## What needs to be done:
Gather each line of the entries below that includes "Output".

## Dataset rows:
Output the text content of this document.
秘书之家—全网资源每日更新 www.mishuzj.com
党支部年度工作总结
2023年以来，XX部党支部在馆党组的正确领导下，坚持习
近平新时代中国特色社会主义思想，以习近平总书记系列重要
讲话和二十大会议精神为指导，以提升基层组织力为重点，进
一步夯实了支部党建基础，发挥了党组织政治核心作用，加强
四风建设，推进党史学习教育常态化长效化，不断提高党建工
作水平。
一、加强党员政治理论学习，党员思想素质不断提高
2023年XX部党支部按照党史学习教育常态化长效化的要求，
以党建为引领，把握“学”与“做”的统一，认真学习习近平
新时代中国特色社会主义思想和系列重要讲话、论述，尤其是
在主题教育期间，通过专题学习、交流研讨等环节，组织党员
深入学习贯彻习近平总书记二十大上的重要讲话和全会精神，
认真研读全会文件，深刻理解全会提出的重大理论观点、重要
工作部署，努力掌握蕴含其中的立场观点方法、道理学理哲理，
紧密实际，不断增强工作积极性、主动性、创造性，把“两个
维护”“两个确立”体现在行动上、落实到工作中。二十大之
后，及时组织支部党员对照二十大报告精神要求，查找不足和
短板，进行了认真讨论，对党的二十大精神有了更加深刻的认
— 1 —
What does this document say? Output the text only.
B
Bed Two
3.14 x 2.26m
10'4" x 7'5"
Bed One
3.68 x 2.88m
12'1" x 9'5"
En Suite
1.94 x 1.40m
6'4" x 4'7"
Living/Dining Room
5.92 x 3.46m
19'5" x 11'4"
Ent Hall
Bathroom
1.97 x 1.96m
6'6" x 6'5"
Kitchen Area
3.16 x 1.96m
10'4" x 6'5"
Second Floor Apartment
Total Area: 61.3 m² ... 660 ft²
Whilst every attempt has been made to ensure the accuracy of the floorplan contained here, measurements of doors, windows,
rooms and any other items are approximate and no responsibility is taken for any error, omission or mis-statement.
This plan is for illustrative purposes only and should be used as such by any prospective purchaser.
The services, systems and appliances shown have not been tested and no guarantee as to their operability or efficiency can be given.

## Expected answer:
Output the text content of this document.
What does this document say? Output the text only.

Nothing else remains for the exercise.